DOEL
Schrijf uit het tekstfragment over tramlijn 4 het deel van "Unionmotorwagen 117 in" tot en met "in die richting." letterlijk over.

TEKSTFRAGMENT
--
Video van lijn 4 van het traject
Rijnstraat - Station RAI
opname van Jos Wiersema en Jan Loman - 300907
Lijn 4 in de
Ferdinand Bol. De foto is van 1904 of later. In 1904 kwam de elektrische
bijwagen 155 in dienst.
Prentbriefkaart uit de verzameling van
Ad Tiggeler
Lijn 4 is van oudsher de Vijzelstraatlijn. Toch
rijdt lijn 4 al lang niet meer door de Vijzelstraat. De geschiedenis van lijn 4 is nauw
verbonden met die van lijn 8. De laatste lijn keerde na 1945 nimmer terug.
Unionmotorwagen 117 in de Ferd.
Bolstraat - 1906
prentbriefkaart
Lijn 4 bereed de route Rivierenlaan (thans
President Kennedylaan) - Rijnstraat - Van Woustraat - Ceintuurbaan - Ferdinand Bolstraat -
Vijzelstraat - Muntplein - Dam - Stationsplein. In 1943 kwam daar een einde aan. Als
compensatie was lijn 5 van de Weesperzijde verplaatst naar de Amstellaan-Rijnstraat.
Tussen 1904 en 1918 maakte lijn 4 een
omweg via Reguliersbreestraat-Rembrandtplein-Reguliersdwarsstraat, alleen in die richting.
Union 125 omstreeks 1907 in de Reguliersbreestraat.
--
BESCHIKBARE GEGEVENS
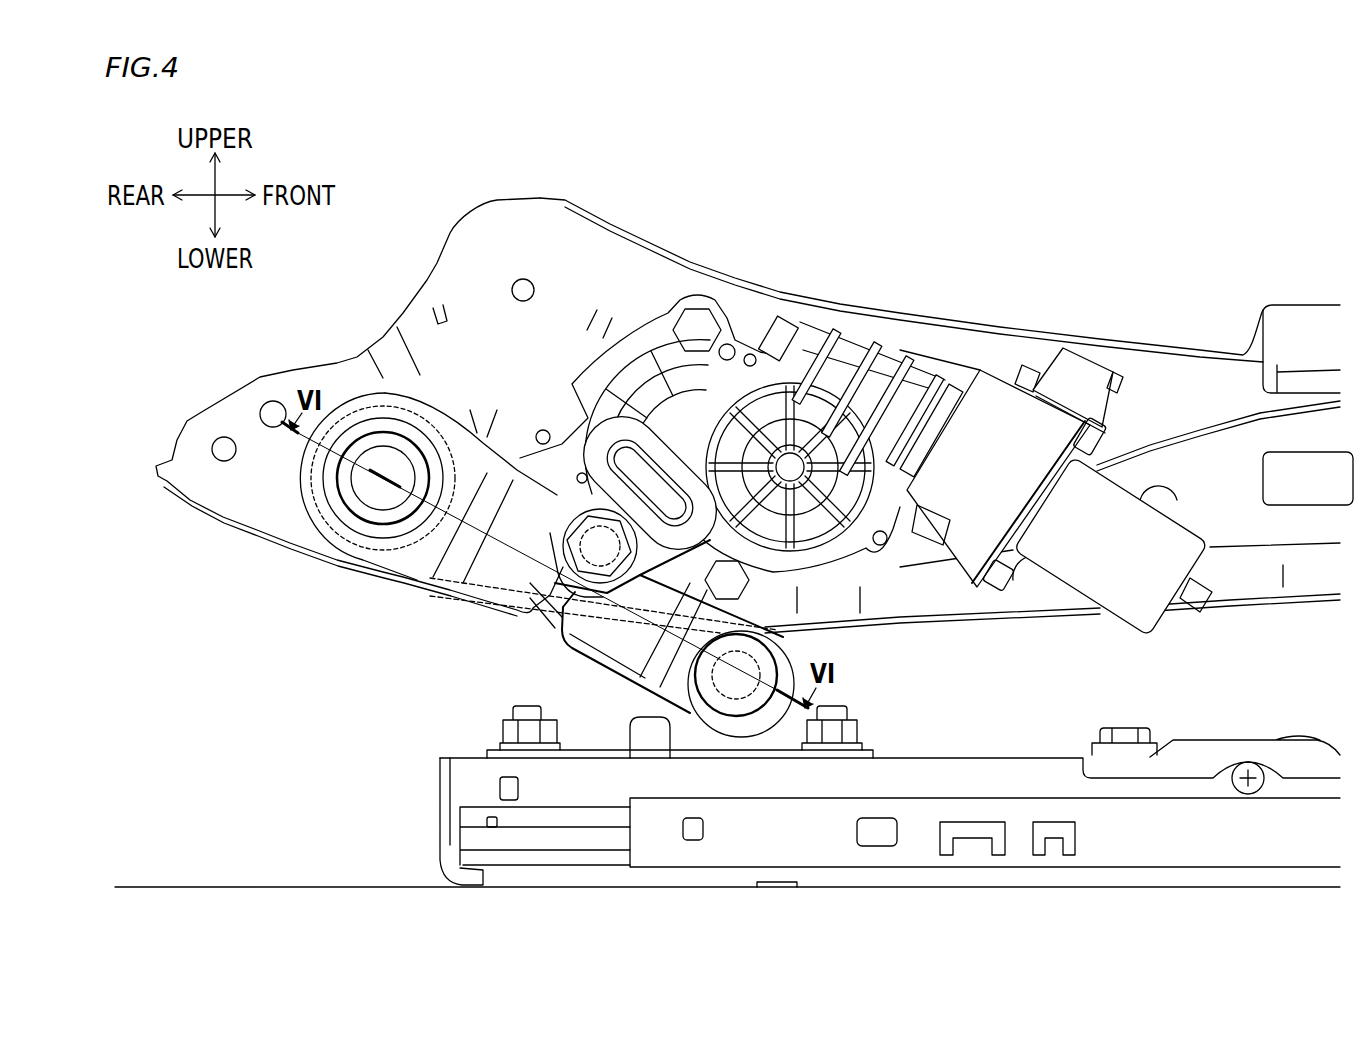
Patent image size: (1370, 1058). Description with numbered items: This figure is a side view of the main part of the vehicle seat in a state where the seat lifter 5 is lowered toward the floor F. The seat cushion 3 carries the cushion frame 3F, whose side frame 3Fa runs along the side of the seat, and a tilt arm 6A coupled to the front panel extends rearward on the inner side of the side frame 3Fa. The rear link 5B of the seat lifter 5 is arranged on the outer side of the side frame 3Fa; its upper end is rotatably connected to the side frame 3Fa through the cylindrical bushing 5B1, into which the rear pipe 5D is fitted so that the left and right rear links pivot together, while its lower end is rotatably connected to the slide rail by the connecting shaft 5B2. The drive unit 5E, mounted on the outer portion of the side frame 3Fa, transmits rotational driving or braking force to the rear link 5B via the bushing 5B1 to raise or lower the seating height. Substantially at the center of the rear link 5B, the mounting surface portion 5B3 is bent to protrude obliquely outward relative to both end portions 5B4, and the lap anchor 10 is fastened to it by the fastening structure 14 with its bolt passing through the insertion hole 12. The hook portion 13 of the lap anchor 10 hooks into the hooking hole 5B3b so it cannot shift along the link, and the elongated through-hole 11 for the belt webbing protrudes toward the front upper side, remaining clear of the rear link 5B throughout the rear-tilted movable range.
--
ANTWOORD
Unionmotorwagen 117 in de Ferd.
Bolstraat - 1906
prentbriefkaart
Lijn 4 bereed de route Rivierenlaan (thans
President Kennedylaan) - Rijnstraat - Van Woustraat - Ceintuurbaan - Ferdinand Bolstraat -
Vijzelstraat - Muntplein - Dam - Stationsplein. In 1943 kwam daar een einde aan. Als
compensatie was lijn 5 van de Weesperzijde verplaatst naar de Amstellaan-Rijnstraat.
Tussen 1904 en 1918 maakte lijn 4 een
omweg via Reguliersbreestraat-Rembrandtplein-Reguliersdwarsstraat, alleen in die richting.